WHAT IS BEING ASKED:
No images are to be carried over; print all other material exactly as it stands.

TASK INPUTS:
__________________________________________________

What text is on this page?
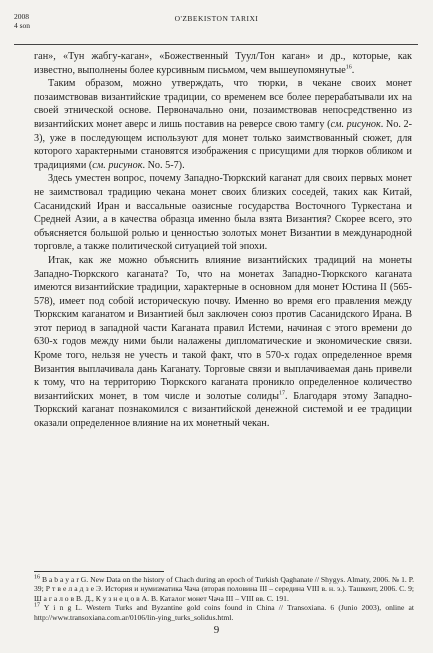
2008
4 son
O'ZBEKISTON TARIXI

ган», «Тун жабгу-каган», «Божественный Туул/Тон каган» и др., которые, как известно, выполнены более курсивным письмом, чем вышеупомянутые$^{16}$.

Таким образом, можно утверждать, что тюрки, в чекане своих монет позаимствовав византийские традиции, со временем все более перерабатывали их на своей этнической основе. Первоначально они, позаимствовав непосредственно из византийских монет аверс и лишь поставив на реверсе свою тамгу (см. рисунок. No. 2-3), уже в последующем используют для монет только заимствованный сюжет, для которого характерными становятся изображения с присущими для тюрков обликом и традициями (см. рисунок. No. 5-7).

Здесь уместен вопрос, почему Западно-Тюркский каганат для своих первых монет не заимствовал традицию чекана монет своих близких соседей, таких как Китай, Сасанидский Иран и вассальные оазисные государства Восточного Туркестана и Средней Азии, а в качества образца именно была взята Византия? Скорее всего, это объясняется большой ролью и ценностью золотых монет Византии в международной торговле, а также политической ситуацией той эпохи.

Итак, как же можно объяснить влияние византийских традиций на монеты Западно-Тюркского каганата? То, что на монетах Западно-Тюркского каганата имеются византийские традиции, характерные в основном для монет Юстина II (565-578), имеет под собой историческую почву. Именно во время его правления между Тюркским каганатом и Византией был заключен союз против Сасанидского Ирана. В этот период в западной части Каганата правил Истеми, начиная с этого времени до 630-х годов между ними были налажены дипломатические и экономические связи. Кроме того, нельзя не учесть и такой факт, что в 570-х годах определенное время Византия выплачивала дань Каганату. Торговые связи и выплачиваемая дань привели к тому, что на территорию Тюркского каганата проникло определенное количество византийских монет, в том числе и золотые солиды$^{17}$. Благодаря этому Западно-Тюркский каганат познакомился с византийской денежной системой и ее традиции оказали определенное влияние на их монетный чекан.

$^{16}$ B a b a y a r G. New Data on the history of Chach during an epoch of Turkish Qaghanate // Shygys. Almaty, 2006. № 1. P. 39; Р т в е л а д з е Э. История и нумизматика Чача (вторая половина III – середина VIII в. н. э.). Ташкент, 2006. С. 9; Ш а г а л о в В. Д., К у з н е ц о в А. В. Каталог монет Чача III – VIII вв. С. 191.

$^{17}$ Y i n g L. Western Turks and Byzantine gold coins found in China // Transoxiana. 6 (Junio 2003), online at http://www.transoxiana.com.ar/0106/lin-ying_turks_solidus.html.

9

__________________________________________________

CORRECT RESULT:
What text is on this page?
2008
4 son
O'ZBEKISTON TARIXI

ган», «Тун жабгу-каган», «Божественный Туул/Тон каган» и др., которые, как известно, выполнены более курсивным письмом, чем вышеупомянутые$^{16}$.

Таким образом, можно утверждать, что тюрки, в чекане своих монет позаимствовав византийские традиции, со временем все более перерабатывали их на своей этнической основе. Первоначально они, позаимствовав непосредственно из византийских монет аверс и лишь поставив на реверсе свою тамгу (см. рисунок. No. 2-3), уже в последующем используют для монет только заимствованный сюжет, для которого характерными становятся изображения с присущими для тюрков обликом и традициями (см. рисунок. No. 5-7).

Здесь уместен вопрос, почему Западно-Тюркский каганат для своих первых монет не заимствовал традицию чекана монет своих близких соседей, таких как Китай, Сасанидский Иран и вассальные оазисные государства Восточного Туркестана и Средней Азии, а в качества образца именно была взята Византия? Скорее всего, это объясняется большой ролью и ценностью золотых монет Византии в международной торговле, а также политической ситуацией той эпохи.

Итак, как же можно объяснить влияние византийских традиций на монеты Западно-Тюркского каганата? То, что на монетах Западно-Тюркского каганата имеются византийские традиции, характерные в основном для монет Юстина II (565-578), имеет под собой историческую почву. Именно во время его правления между Тюркским каганатом и Византией был заключен союз против Сасанидского Ирана. В этот период в западной части Каганата правил Истеми, начиная с этого времени до 630-х годов между ними были налажены дипломатические и экономические связи. Кроме того, нельзя не учесть и такой факт, что в 570-х годах определенное время Византия выплачивала дань Каганату. Торговые связи и выплачиваемая дань привели к тому, что на территорию Тюркского каганата проникло определенное количество византийских монет, в том числе и золотые солиды$^{17}$. Благодаря этому Западно-Тюркский каганат познакомился с византийской денежной системой и ее традиции оказали определенное влияние на их монетный чекан.

$^{16}$ B a b a y a r G. New Data on the history of Chach during an epoch of Turkish Qaghanate // Shygys. Almaty, 2006. № 1. P. 39; Р т в е л а д з е Э. История и нумизматика Чача (вторая половина III – середина VIII в. н. э.). Ташкент, 2006. С. 9; Ш а г а л о в В. Д., К у з н е ц о в А. В. Каталог монет Чача III – VIII вв. С. 191.

$^{17}$ Y i n g L. Western Turks and Byzantine gold coins found in China // Transoxiana. 6 (Junio 2003), online at http://www.transoxiana.com.ar/0106/lin-ying_turks_solidus.html.

9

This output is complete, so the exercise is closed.